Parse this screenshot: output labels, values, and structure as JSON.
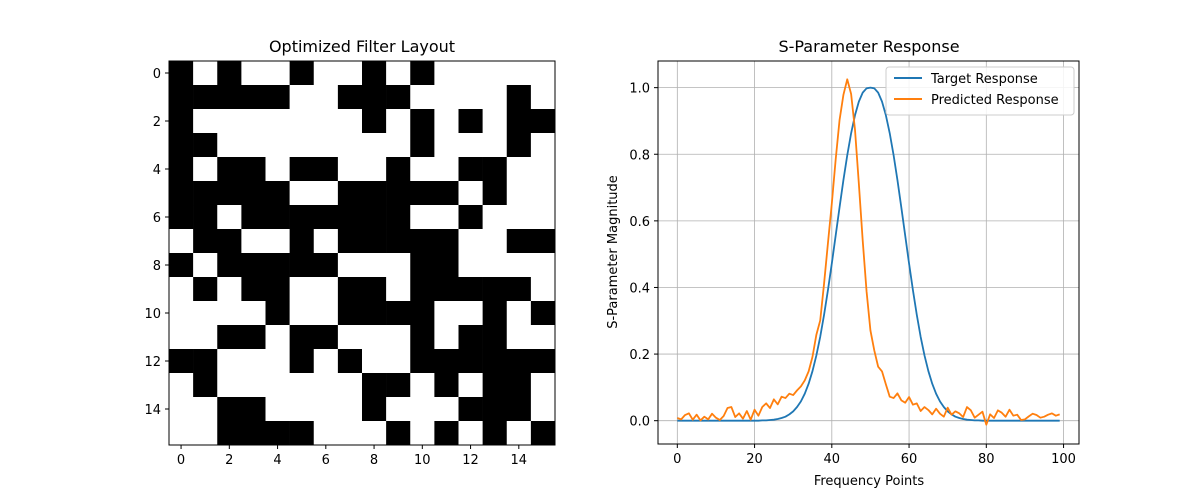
{
  "chart_data": [
    {
      "type": "heatmap",
      "title": "Optimized Filter Layout",
      "xlabel": "",
      "ylabel": "",
      "colormap": "binary (1 = black, 0 = white)",
      "x_ticks": [
        0,
        2,
        4,
        6,
        8,
        10,
        12,
        14
      ],
      "y_ticks": [
        0,
        2,
        4,
        6,
        8,
        10,
        12,
        14
      ],
      "grid": false,
      "matrix": [
        [
          1,
          0,
          1,
          0,
          0,
          1,
          0,
          0,
          1,
          0,
          1,
          0,
          0,
          0,
          0,
          0
        ],
        [
          1,
          1,
          1,
          1,
          1,
          0,
          0,
          1,
          1,
          1,
          0,
          0,
          0,
          0,
          1,
          0
        ],
        [
          1,
          0,
          0,
          0,
          0,
          0,
          0,
          0,
          1,
          0,
          1,
          0,
          1,
          0,
          1,
          1
        ],
        [
          1,
          1,
          0,
          0,
          0,
          0,
          0,
          0,
          0,
          0,
          1,
          0,
          0,
          0,
          1,
          0
        ],
        [
          1,
          0,
          1,
          1,
          0,
          1,
          1,
          0,
          0,
          1,
          0,
          0,
          1,
          1,
          0,
          0
        ],
        [
          1,
          1,
          1,
          1,
          1,
          0,
          0,
          1,
          1,
          1,
          1,
          1,
          0,
          1,
          0,
          0
        ],
        [
          1,
          1,
          0,
          1,
          1,
          1,
          1,
          1,
          1,
          1,
          0,
          0,
          1,
          0,
          0,
          0
        ],
        [
          0,
          1,
          1,
          0,
          0,
          1,
          0,
          1,
          1,
          1,
          1,
          1,
          0,
          0,
          1,
          1
        ],
        [
          1,
          0,
          1,
          1,
          1,
          1,
          1,
          0,
          0,
          0,
          1,
          1,
          0,
          0,
          0,
          0
        ],
        [
          0,
          1,
          0,
          1,
          1,
          0,
          0,
          1,
          1,
          0,
          1,
          1,
          1,
          1,
          1,
          0
        ],
        [
          0,
          0,
          0,
          0,
          1,
          0,
          0,
          1,
          1,
          1,
          1,
          0,
          0,
          1,
          0,
          1
        ],
        [
          0,
          0,
          1,
          1,
          0,
          1,
          1,
          0,
          0,
          0,
          1,
          0,
          1,
          1,
          0,
          0
        ],
        [
          1,
          1,
          0,
          0,
          0,
          1,
          0,
          1,
          0,
          0,
          1,
          1,
          1,
          1,
          1,
          1
        ],
        [
          0,
          1,
          0,
          0,
          0,
          0,
          0,
          0,
          1,
          1,
          0,
          1,
          0,
          1,
          1,
          0
        ],
        [
          0,
          0,
          1,
          1,
          0,
          0,
          0,
          0,
          1,
          0,
          0,
          0,
          1,
          1,
          1,
          0
        ],
        [
          0,
          0,
          1,
          1,
          1,
          1,
          0,
          0,
          0,
          1,
          0,
          1,
          0,
          1,
          0,
          1
        ]
      ]
    },
    {
      "type": "line",
      "title": "S-Parameter Response",
      "xlabel": "Frequency Points",
      "ylabel": "S-Parameter Magnitude",
      "xlim": [
        -5,
        104
      ],
      "ylim": [
        -0.07,
        1.08
      ],
      "x_ticks": [
        0,
        20,
        40,
        60,
        80,
        100
      ],
      "y_ticks": [
        0.0,
        0.2,
        0.4,
        0.6,
        0.8,
        1.0
      ],
      "grid": true,
      "legend_position": "top-right",
      "series": [
        {
          "name": "Target Response",
          "color": "#1f77b4",
          "x": [
            0,
            1,
            2,
            3,
            4,
            5,
            6,
            7,
            8,
            9,
            10,
            11,
            12,
            13,
            14,
            15,
            16,
            17,
            18,
            19,
            20,
            21,
            22,
            23,
            24,
            25,
            26,
            27,
            28,
            29,
            30,
            31,
            32,
            33,
            34,
            35,
            36,
            37,
            38,
            39,
            40,
            41,
            42,
            43,
            44,
            45,
            46,
            47,
            48,
            49,
            50,
            51,
            52,
            53,
            54,
            55,
            56,
            57,
            58,
            59,
            60,
            61,
            62,
            63,
            64,
            65,
            66,
            67,
            68,
            69,
            70,
            71,
            72,
            73,
            74,
            75,
            76,
            77,
            78,
            79,
            80,
            81,
            82,
            83,
            84,
            85,
            86,
            87,
            88,
            89,
            90,
            91,
            92,
            93,
            94,
            95,
            96,
            97,
            98,
            99
          ],
          "values": [
            0,
            0,
            0,
            0,
            0,
            0,
            0,
            0,
            0,
            0,
            0,
            0,
            0,
            0,
            0,
            0,
            0,
            0,
            0,
            0,
            0,
            0,
            0.001,
            0.001,
            0.002,
            0.003,
            0.005,
            0.008,
            0.012,
            0.019,
            0.028,
            0.041,
            0.058,
            0.081,
            0.111,
            0.149,
            0.196,
            0.252,
            0.318,
            0.392,
            0.472,
            0.556,
            0.64,
            0.722,
            0.797,
            0.863,
            0.917,
            0.958,
            0.985,
            0.998,
            1.0,
            0.998,
            0.985,
            0.958,
            0.917,
            0.863,
            0.797,
            0.722,
            0.64,
            0.556,
            0.472,
            0.392,
            0.318,
            0.252,
            0.196,
            0.149,
            0.111,
            0.081,
            0.058,
            0.041,
            0.028,
            0.019,
            0.012,
            0.008,
            0.005,
            0.003,
            0.002,
            0.001,
            0.001,
            0,
            0,
            0,
            0,
            0,
            0,
            0,
            0,
            0,
            0,
            0,
            0,
            0,
            0,
            0,
            0,
            0,
            0,
            0,
            0,
            0
          ]
        },
        {
          "name": "Predicted Response",
          "color": "#ff7f0e",
          "x": [
            0,
            1,
            2,
            3,
            4,
            5,
            6,
            7,
            8,
            9,
            10,
            11,
            12,
            13,
            14,
            15,
            16,
            17,
            18,
            19,
            20,
            21,
            22,
            23,
            24,
            25,
            26,
            27,
            28,
            29,
            30,
            31,
            32,
            33,
            34,
            35,
            36,
            37,
            38,
            39,
            40,
            41,
            42,
            43,
            44,
            45,
            46,
            47,
            48,
            49,
            50,
            51,
            52,
            53,
            54,
            55,
            56,
            57,
            58,
            59,
            60,
            61,
            62,
            63,
            64,
            65,
            66,
            67,
            68,
            69,
            70,
            71,
            72,
            73,
            74,
            75,
            76,
            77,
            78,
            79,
            80,
            81,
            82,
            83,
            84,
            85,
            86,
            87,
            88,
            89,
            90,
            91,
            92,
            93,
            94,
            95,
            96,
            97,
            98,
            99
          ],
          "values": [
            0.008,
            0.004,
            0.017,
            0.022,
            0.003,
            0.018,
            0.001,
            0.012,
            0.004,
            0.021,
            0.009,
            0.002,
            0.014,
            0.038,
            0.041,
            0.011,
            0.022,
            0.006,
            0.029,
            0.003,
            0.033,
            0.015,
            0.041,
            0.052,
            0.038,
            0.064,
            0.049,
            0.072,
            0.068,
            0.081,
            0.077,
            0.091,
            0.103,
            0.121,
            0.148,
            0.192,
            0.258,
            0.301,
            0.412,
            0.533,
            0.652,
            0.784,
            0.902,
            0.978,
            1.025,
            0.981,
            0.874,
            0.712,
            0.541,
            0.388,
            0.271,
            0.211,
            0.162,
            0.148,
            0.109,
            0.072,
            0.068,
            0.082,
            0.061,
            0.054,
            0.071,
            0.048,
            0.052,
            0.029,
            0.041,
            0.032,
            0.019,
            0.036,
            0.021,
            0.012,
            0.039,
            0.018,
            0.028,
            0.022,
            0.011,
            0.041,
            0.031,
            0.009,
            0.018,
            0.027,
            -0.012,
            0.019,
            0.008,
            0.031,
            0.024,
            0.012,
            0.033,
            0.015,
            0.018,
            0.002,
            0.004,
            0.013,
            0.021,
            0.017,
            0.009,
            0.012,
            0.018,
            0.022,
            0.015,
            0.019
          ]
        }
      ]
    }
  ]
}
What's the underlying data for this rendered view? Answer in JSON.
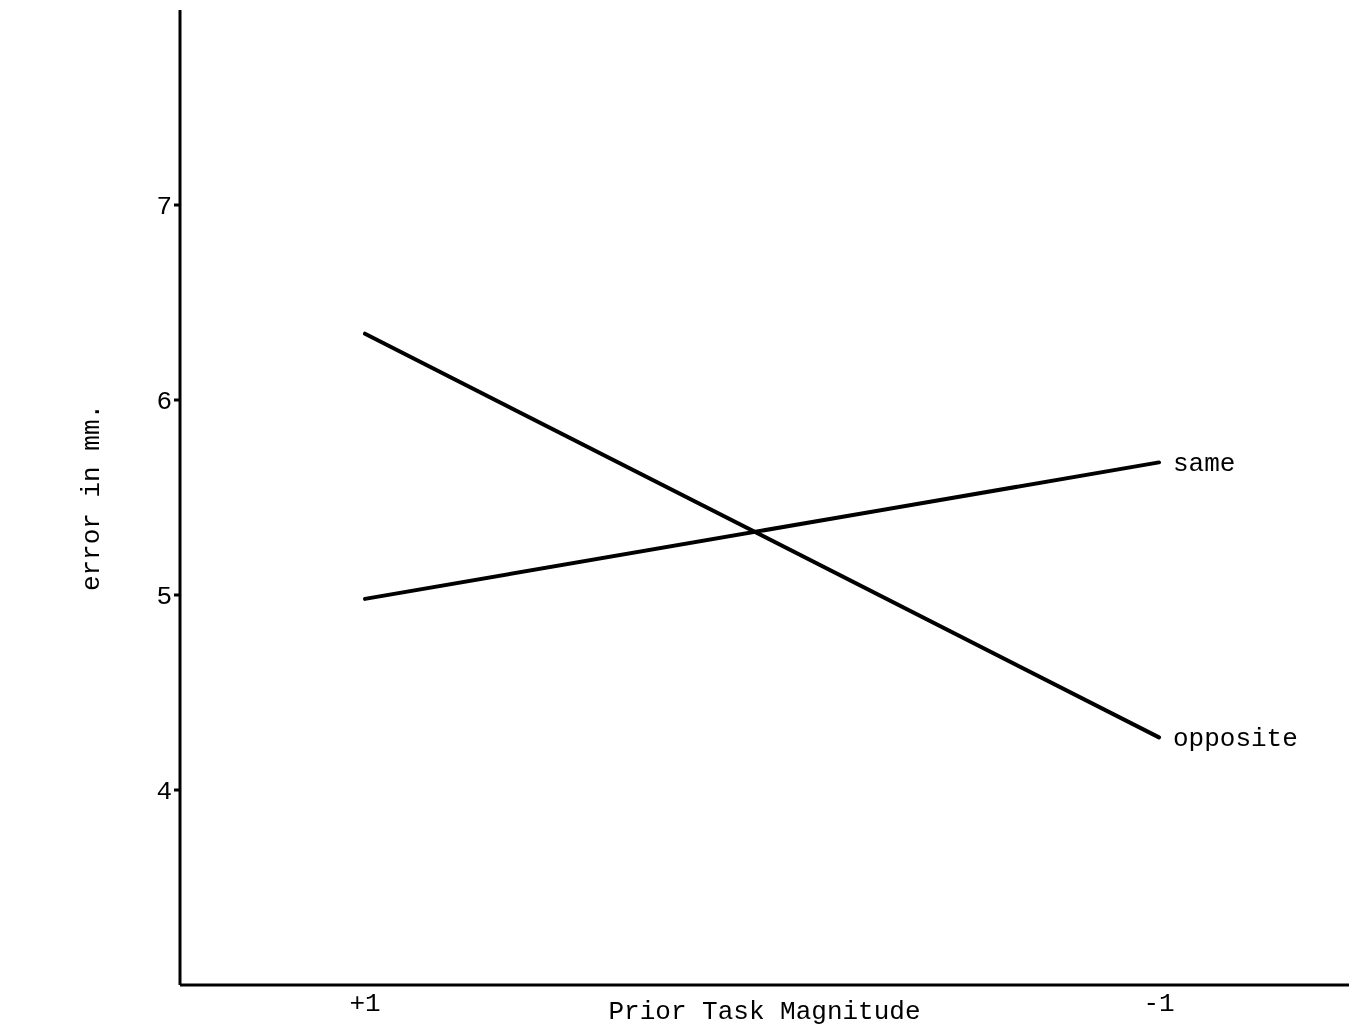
{
  "chart_data": {
    "type": "line",
    "xlabel": "Prior Task Magnitude",
    "ylabel": "error in mm.",
    "categories": [
      "+1",
      "-1"
    ],
    "series": [
      {
        "name": "same",
        "color": "#000000",
        "values": [
          4.98,
          5.68
        ]
      },
      {
        "name": "opposite",
        "color": "#000000",
        "values": [
          6.34,
          4.27
        ]
      }
    ],
    "ylim": [
      3,
      8
    ],
    "yticks": [
      4,
      5,
      6,
      7
    ],
    "grid": false,
    "legend": false,
    "marker": "none",
    "line_style": "solid"
  }
}
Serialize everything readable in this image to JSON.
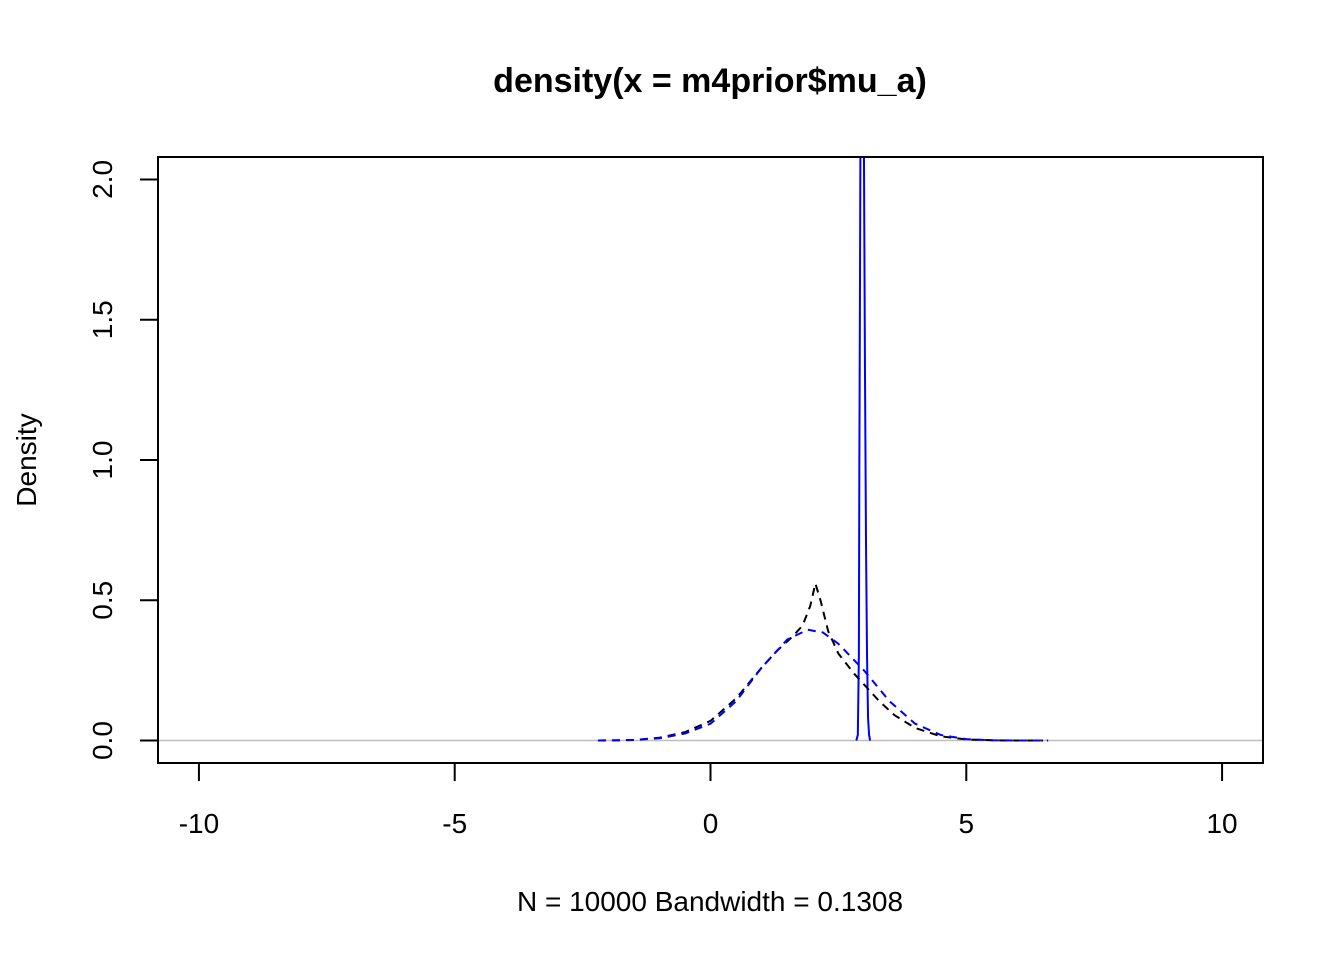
{
  "chart_data": {
    "type": "line",
    "title": "density(x = m4prior$mu_a)",
    "xlabel": "N = 10000   Bandwidth = 0.1308",
    "ylabel": "Density",
    "xlim": [
      -10.8,
      10.8
    ],
    "ylim": [
      -0.08,
      2.08
    ],
    "x_ticks": [
      -10,
      -5,
      0,
      5,
      10
    ],
    "y_ticks": [
      0.0,
      0.5,
      1.0,
      1.5,
      2.0
    ],
    "x_tick_labels": [
      "-10",
      "-5",
      "0",
      "5",
      "10"
    ],
    "y_tick_labels": [
      "0.0",
      "0.5",
      "1.0",
      "1.5",
      "2.0"
    ],
    "baseline": {
      "y": 0,
      "color": "#bebebe"
    },
    "grid": false,
    "series": [
      {
        "color": "#0000ff",
        "dash": "solid",
        "x": [
          2.85,
          2.88,
          2.9,
          2.91,
          2.92,
          2.93,
          2.935,
          2.95,
          2.96,
          2.98,
          3.0,
          3.02,
          3.04,
          3.06,
          3.08,
          3.1,
          3.12
        ],
        "y": [
          0.0,
          0.02,
          0.3,
          1.0,
          1.5,
          2.08,
          2.08,
          2.08,
          2.08,
          2.08,
          2.08,
          1.3,
          0.7,
          0.3,
          0.08,
          0.02,
          0.0
        ]
      },
      {
        "color": "#000000",
        "dash": "dashed",
        "x": [
          -2.2,
          -1.5,
          -1.0,
          -0.5,
          0.0,
          0.5,
          1.0,
          1.3,
          1.6,
          1.8,
          1.95,
          2.05,
          2.15,
          2.3,
          2.5,
          2.8,
          3.0,
          3.3,
          3.6,
          4.0,
          4.5,
          5.0,
          5.5,
          6.0,
          6.5
        ],
        "y": [
          0.0,
          0.002,
          0.01,
          0.03,
          0.07,
          0.15,
          0.26,
          0.32,
          0.37,
          0.41,
          0.48,
          0.56,
          0.5,
          0.39,
          0.31,
          0.24,
          0.2,
          0.14,
          0.09,
          0.045,
          0.015,
          0.004,
          0.001,
          0.0,
          0.0
        ]
      },
      {
        "color": "#0000ff",
        "dash": "dashed",
        "x": [
          -2.2,
          -1.5,
          -1.0,
          -0.5,
          0.0,
          0.5,
          1.0,
          1.5,
          1.9,
          2.2,
          2.5,
          3.0,
          3.5,
          4.0,
          4.5,
          5.0,
          5.5,
          6.0,
          6.6
        ],
        "y": [
          0.0,
          0.002,
          0.008,
          0.025,
          0.06,
          0.14,
          0.26,
          0.36,
          0.395,
          0.385,
          0.345,
          0.25,
          0.14,
          0.06,
          0.02,
          0.005,
          0.001,
          0.0,
          0.0
        ]
      }
    ]
  }
}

--- --- ---

### GIVEN TASK
Identify every line where the string "Parameter" appears.

### TASK ANSWER
      "title": "S-Parameter Response",
      "ylabel": "S-Parameter Magnitude",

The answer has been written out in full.